WRITTEN REQUEST: All lines featuring the string "name" are to be listed.

DATA LINES:
####

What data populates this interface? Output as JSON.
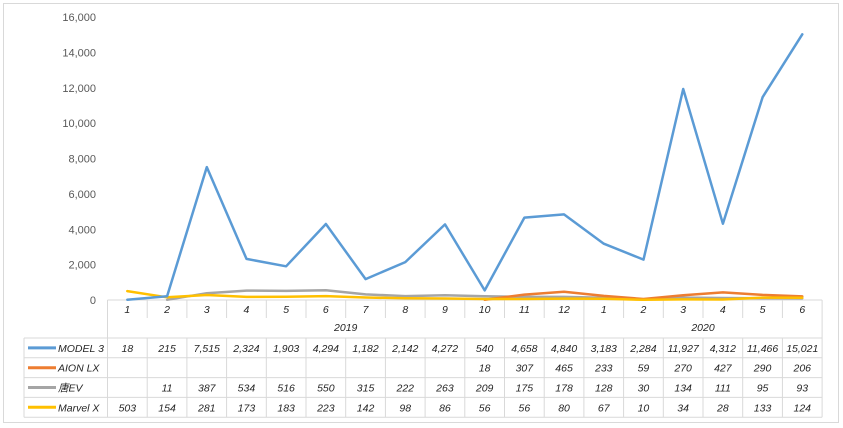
{
  "chart_data": {
    "type": "line",
    "ylim": [
      0,
      16000
    ],
    "yticks": [
      "0",
      "2,000",
      "4,000",
      "6,000",
      "8,000",
      "10,000",
      "12,000",
      "14,000",
      "16,000"
    ],
    "grid": false,
    "legend": "data-table",
    "groups": [
      {
        "label": "2019",
        "months": [
          "1",
          "2",
          "3",
          "4",
          "5",
          "6",
          "7",
          "8",
          "9",
          "10",
          "11",
          "12"
        ]
      },
      {
        "label": "2020",
        "months": [
          "1",
          "2",
          "3",
          "4",
          "5",
          "6"
        ]
      }
    ],
    "series": [
      {
        "name": "MODEL 3",
        "color": "#5b9bd5",
        "values": [
          18,
          215,
          7515,
          2324,
          1903,
          4294,
          1182,
          2142,
          4272,
          540,
          4658,
          4840,
          3183,
          2284,
          11927,
          4312,
          11466,
          15021
        ],
        "labels": [
          "18",
          "215",
          "7,515",
          "2,324",
          "1,903",
          "4,294",
          "1,182",
          "2,142",
          "4,272",
          "540",
          "4,658",
          "4,840",
          "3,183",
          "2,284",
          "11,927",
          "4,312",
          "11,466",
          "15,021"
        ]
      },
      {
        "name": "AION LX",
        "color": "#ed7d31",
        "values": [
          null,
          null,
          null,
          null,
          null,
          null,
          null,
          null,
          null,
          18,
          307,
          465,
          233,
          59,
          270,
          427,
          290,
          206
        ],
        "labels": [
          "",
          "",
          "",
          "",
          "",
          "",
          "",
          "",
          "",
          "18",
          "307",
          "465",
          "233",
          "59",
          "270",
          "427",
          "290",
          "206"
        ]
      },
      {
        "name": "唐EV",
        "color": "#a5a5a5",
        "values": [
          null,
          11,
          387,
          534,
          516,
          550,
          315,
          222,
          263,
          209,
          175,
          178,
          128,
          30,
          134,
          111,
          95,
          93
        ],
        "labels": [
          "",
          "11",
          "387",
          "534",
          "516",
          "550",
          "315",
          "222",
          "263",
          "209",
          "175",
          "178",
          "128",
          "30",
          "134",
          "111",
          "95",
          "93"
        ]
      },
      {
        "name": "Marvel X",
        "color": "#ffc000",
        "values": [
          503,
          154,
          281,
          173,
          183,
          223,
          142,
          98,
          86,
          56,
          56,
          80,
          67,
          10,
          34,
          28,
          133,
          124
        ],
        "labels": [
          "503",
          "154",
          "281",
          "173",
          "183",
          "223",
          "142",
          "98",
          "86",
          "56",
          "56",
          "80",
          "67",
          "10",
          "34",
          "28",
          "133",
          "124"
        ]
      }
    ]
  }
}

####

ANSWER TO THE TASK:
        "name": "MODEL 3",
        "name": "AION LX",
        "name": "唐EV",
        "name": "Marvel X",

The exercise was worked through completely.